Exercise prompt: Make an exact copy of the records, with the images left out.

── Data provided ──

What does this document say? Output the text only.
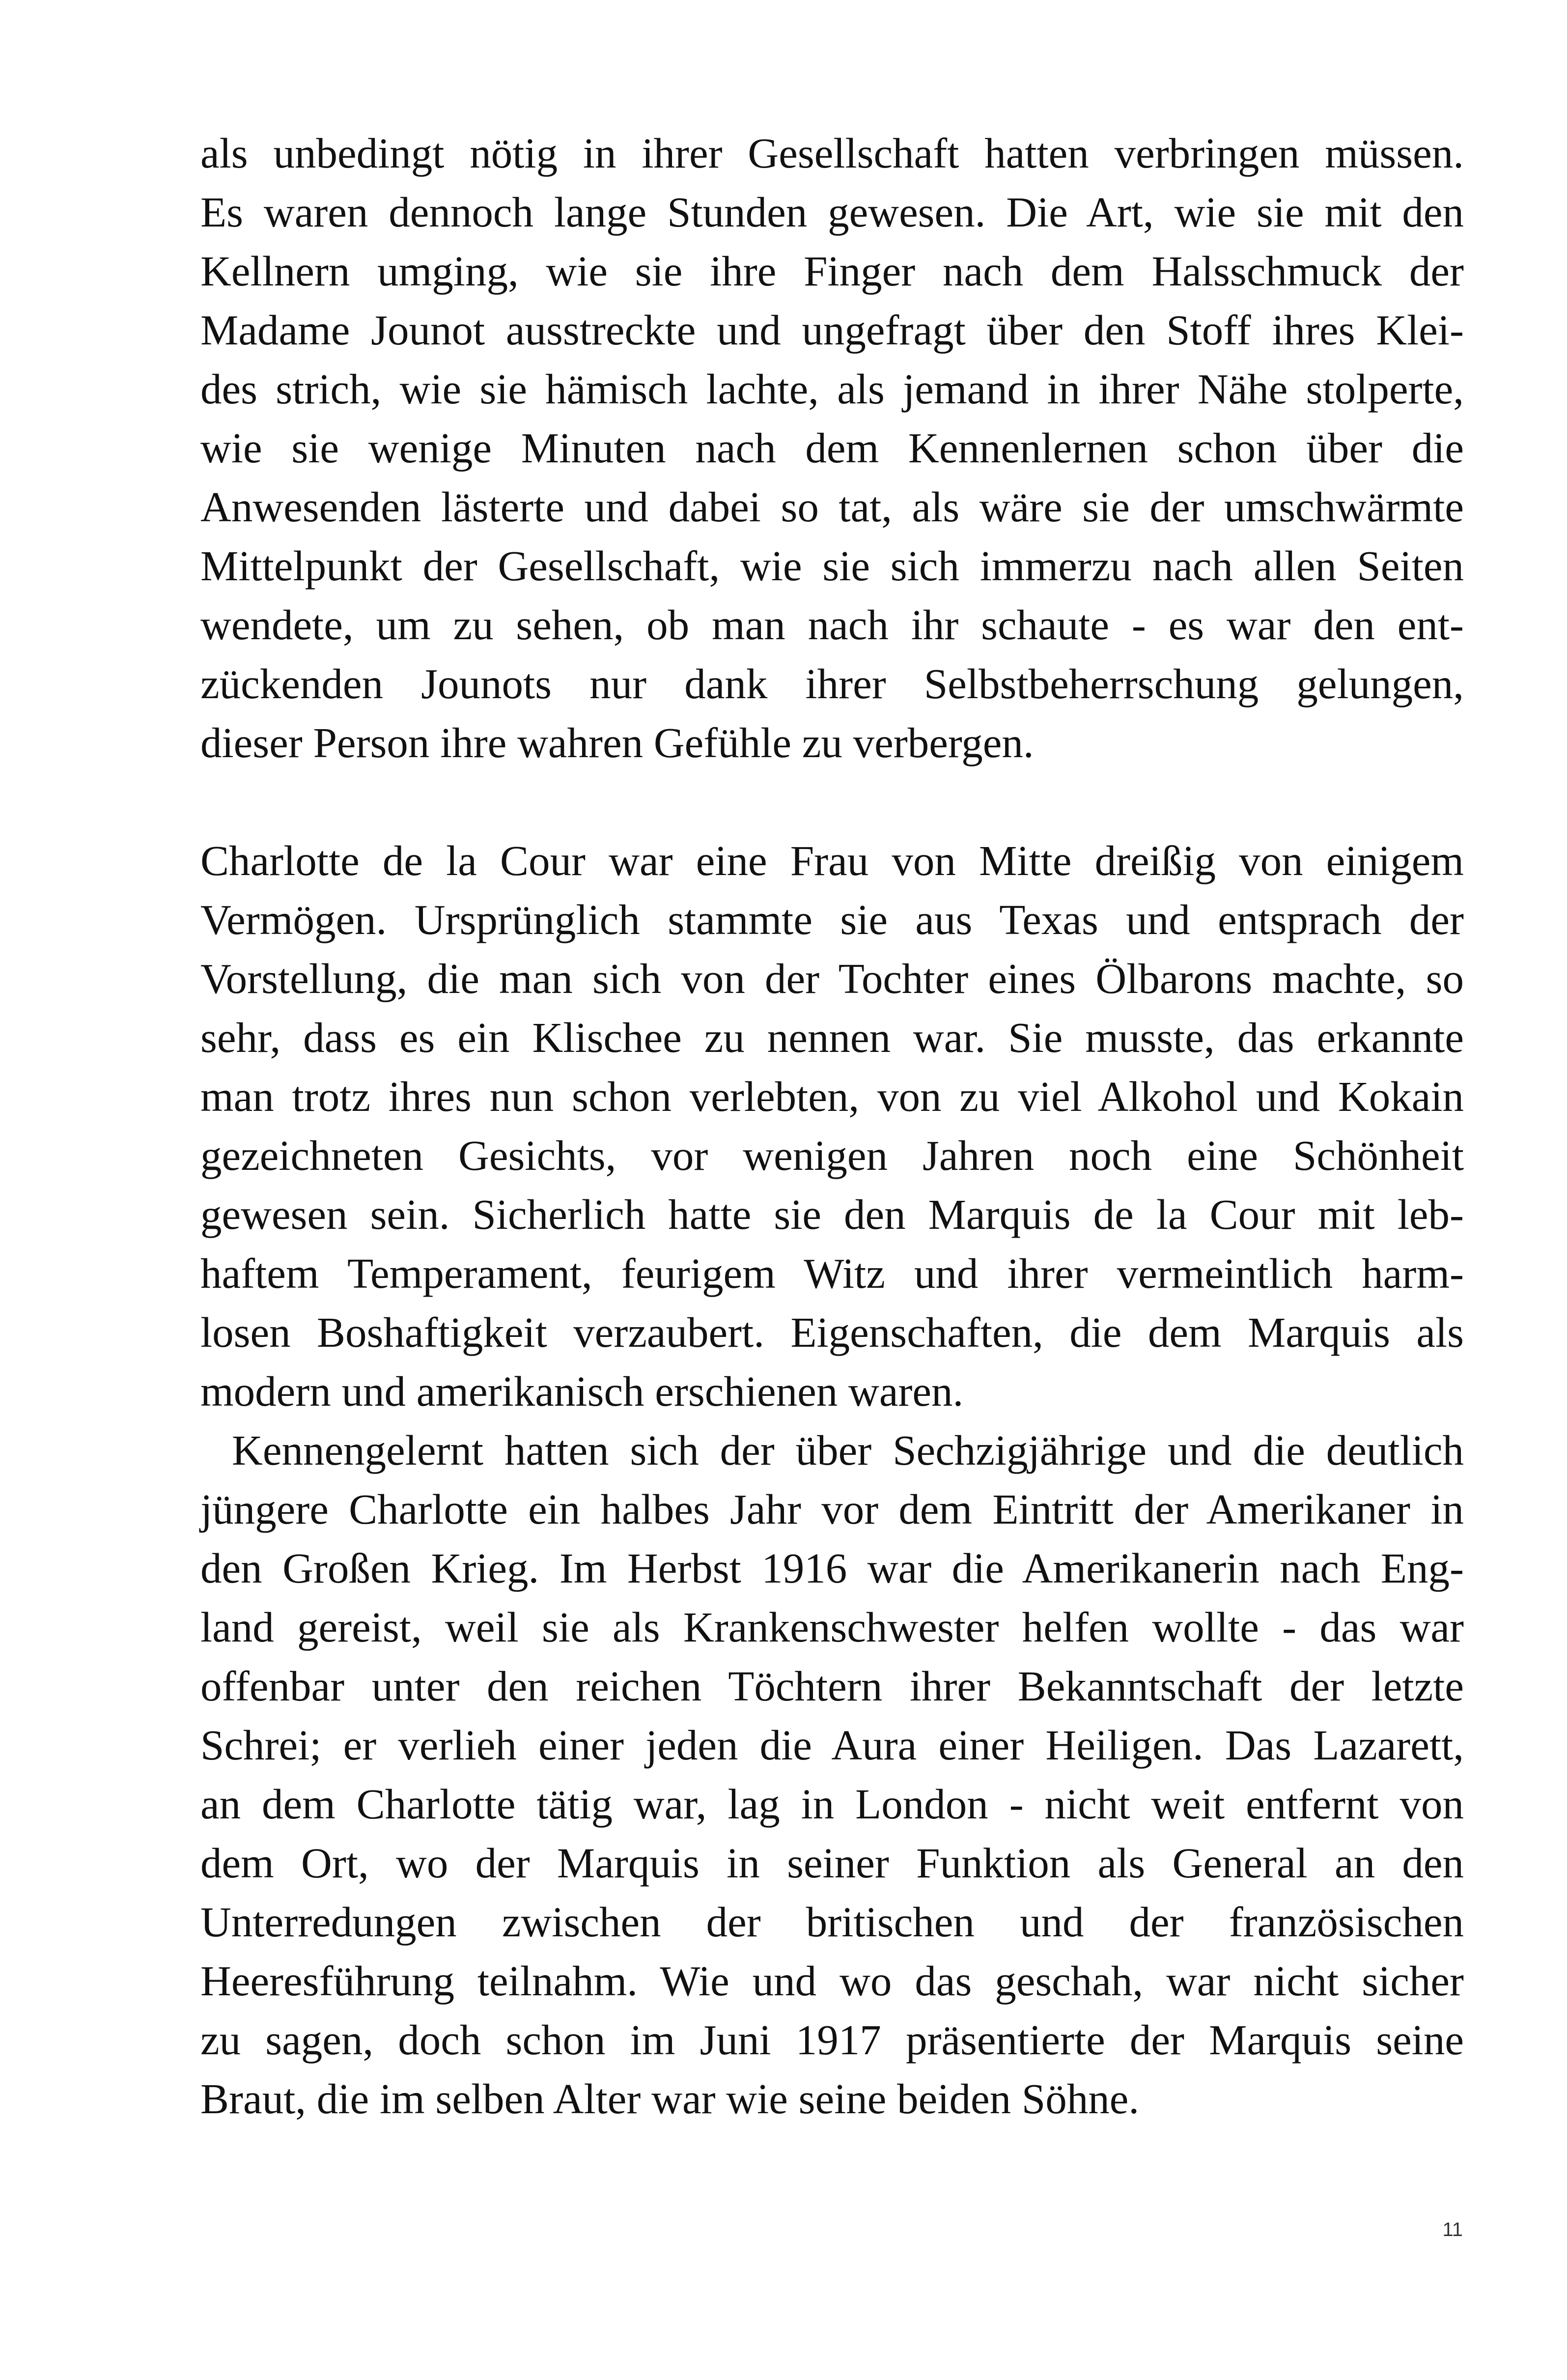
als unbedingt nötig in ihrer Gesellschaft hatten verbringen müssen.
Es waren dennoch lange Stunden gewesen. Die Art, wie sie mit den
Kellnern umging, wie sie ihre Finger nach dem Halsschmuck der
Madame Jounot ausstreckte und ungefragt über den Stoff ihres Klei-
des strich, wie sie hämisch lachte, als jemand in ihrer Nähe stolperte,
wie sie wenige Minuten nach dem Kennenlernen schon über die
Anwesenden lästerte und dabei so tat, als wäre sie der umschwärmte
Mittelpunkt der Gesellschaft, wie sie sich immerzu nach allen Seiten
wendete, um zu sehen, ob man nach ihr schaute - es war den ent-
zückenden Jounots nur dank ihrer Selbstbeherrschung gelungen,
dieser Person ihre wahren Gefühle zu verbergen.
Charlotte de la Cour war eine Frau von Mitte dreißig von einigem
Vermögen. Ursprünglich stammte sie aus Texas und entsprach der
Vorstellung, die man sich von der Tochter eines Ölbarons machte, so
sehr, dass es ein Klischee zu nennen war. Sie musste, das erkannte
man trotz ihres nun schon verlebten, von zu viel Alkohol und Kokain
gezeichneten Gesichts, vor wenigen Jahren noch eine Schönheit
gewesen sein. Sicherlich hatte sie den Marquis de la Cour mit leb-
haftem Temperament, feurigem Witz und ihrer vermeintlich harm-
losen Boshaftigkeit verzaubert. Eigenschaften, die dem Marquis als
modern und amerikanisch erschienen waren.
Kennengelernt hatten sich der über Sechzigjährige und die deutlich
jüngere Charlotte ein halbes Jahr vor dem Eintritt der Amerikaner in
den Großen Krieg. Im Herbst 1916 war die Amerikanerin nach Eng-
land gereist, weil sie als Krankenschwester helfen wollte - das war
offenbar unter den reichen Töchtern ihrer Bekanntschaft der letzte
Schrei; er verlieh einer jeden die Aura einer Heiligen. Das Lazarett,
an dem Charlotte tätig war, lag in London - nicht weit entfernt von
dem Ort, wo der Marquis in seiner Funktion als General an den
Unterredungen zwischen der britischen und der französischen
Heeresführung teilnahm. Wie und wo das geschah, war nicht sicher
zu sagen, doch schon im Juni 1917 präsentierte der Marquis seine
Braut, die im selben Alter war wie seine beiden Söhne.
11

───

Reply to the task:
What does this document say? Output the text only.
als unbedingt nötig in ihrer Gesellschaft hatten verbringen müssen.
Es waren dennoch lange Stunden gewesen. Die Art, wie sie mit den
Kellnern umging, wie sie ihre Finger nach dem Halsschmuck der
Madame Jounot ausstreckte und ungefragt über den Stoff ihres Klei-
des strich, wie sie hämisch lachte, als jemand in ihrer Nähe stolperte,
wie sie wenige Minuten nach dem Kennenlernen schon über die
Anwesenden lästerte und dabei so tat, als wäre sie der umschwärmte
Mittelpunkt der Gesellschaft, wie sie sich immerzu nach allen Seiten
wendete, um zu sehen, ob man nach ihr schaute - es war den ent-
zückenden Jounots nur dank ihrer Selbstbeherrschung gelungen,
dieser Person ihre wahren Gefühle zu verbergen.
Charlotte de la Cour war eine Frau von Mitte dreißig von einigem
Vermögen. Ursprünglich stammte sie aus Texas und entsprach der
Vorstellung, die man sich von der Tochter eines Ölbarons machte, so
sehr, dass es ein Klischee zu nennen war. Sie musste, das erkannte
man trotz ihres nun schon verlebten, von zu viel Alkohol und Kokain
gezeichneten Gesichts, vor wenigen Jahren noch eine Schönheit
gewesen sein. Sicherlich hatte sie den Marquis de la Cour mit leb-
haftem Temperament, feurigem Witz und ihrer vermeintlich harm-
losen Boshaftigkeit verzaubert. Eigenschaften, die dem Marquis als
modern und amerikanisch erschienen waren.
Kennengelernt hatten sich der über Sechzigjährige und die deutlich
jüngere Charlotte ein halbes Jahr vor dem Eintritt der Amerikaner in
den Großen Krieg. Im Herbst 1916 war die Amerikanerin nach Eng-
land gereist, weil sie als Krankenschwester helfen wollte - das war
offenbar unter den reichen Töchtern ihrer Bekanntschaft der letzte
Schrei; er verlieh einer jeden die Aura einer Heiligen. Das Lazarett,
an dem Charlotte tätig war, lag in London - nicht weit entfernt von
dem Ort, wo der Marquis in seiner Funktion als General an den
Unterredungen zwischen der britischen und der französischen
Heeresführung teilnahm. Wie und wo das geschah, war nicht sicher
zu sagen, doch schon im Juni 1917 präsentierte der Marquis seine
Braut, die im selben Alter war wie seine beiden Söhne.
11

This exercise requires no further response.